* **Objective**: Find every line in the records below that contains the word "rate", and copy each such line.

── Exercise data ──

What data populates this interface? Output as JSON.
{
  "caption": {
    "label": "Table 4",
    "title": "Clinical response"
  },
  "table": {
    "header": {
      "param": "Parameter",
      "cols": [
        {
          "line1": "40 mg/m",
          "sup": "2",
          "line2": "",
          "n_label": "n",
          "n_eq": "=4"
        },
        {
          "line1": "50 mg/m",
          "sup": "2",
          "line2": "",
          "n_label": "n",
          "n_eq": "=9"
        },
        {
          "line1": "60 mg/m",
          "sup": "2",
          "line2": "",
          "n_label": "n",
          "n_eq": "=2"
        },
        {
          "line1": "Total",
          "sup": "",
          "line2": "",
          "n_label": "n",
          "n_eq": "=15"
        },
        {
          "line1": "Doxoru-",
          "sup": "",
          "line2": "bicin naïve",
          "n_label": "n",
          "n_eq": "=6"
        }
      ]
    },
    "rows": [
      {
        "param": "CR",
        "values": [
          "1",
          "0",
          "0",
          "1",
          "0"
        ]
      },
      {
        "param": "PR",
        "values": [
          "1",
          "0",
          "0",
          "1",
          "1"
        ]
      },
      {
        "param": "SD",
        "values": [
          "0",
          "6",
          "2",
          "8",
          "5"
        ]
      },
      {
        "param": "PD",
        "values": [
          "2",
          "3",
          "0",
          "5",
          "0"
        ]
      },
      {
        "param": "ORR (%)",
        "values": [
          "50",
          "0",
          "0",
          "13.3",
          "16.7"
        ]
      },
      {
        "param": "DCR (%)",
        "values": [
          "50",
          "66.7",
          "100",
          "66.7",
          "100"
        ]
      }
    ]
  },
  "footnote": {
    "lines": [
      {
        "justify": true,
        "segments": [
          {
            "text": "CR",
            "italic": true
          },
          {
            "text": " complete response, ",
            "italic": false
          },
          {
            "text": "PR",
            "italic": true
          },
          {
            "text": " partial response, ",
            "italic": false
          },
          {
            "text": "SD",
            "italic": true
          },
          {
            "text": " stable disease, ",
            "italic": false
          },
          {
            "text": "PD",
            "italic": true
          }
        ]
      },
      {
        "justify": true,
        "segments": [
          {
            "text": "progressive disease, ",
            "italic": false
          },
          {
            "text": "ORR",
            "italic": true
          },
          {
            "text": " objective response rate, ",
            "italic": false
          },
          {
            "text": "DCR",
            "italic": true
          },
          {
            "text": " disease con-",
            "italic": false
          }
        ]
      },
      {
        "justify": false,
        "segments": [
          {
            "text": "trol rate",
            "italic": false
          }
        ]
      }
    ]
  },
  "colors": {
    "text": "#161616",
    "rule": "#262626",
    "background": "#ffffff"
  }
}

───

* **Written solution**:
            "text": " objective response rate, ",
            "text": "trol rate",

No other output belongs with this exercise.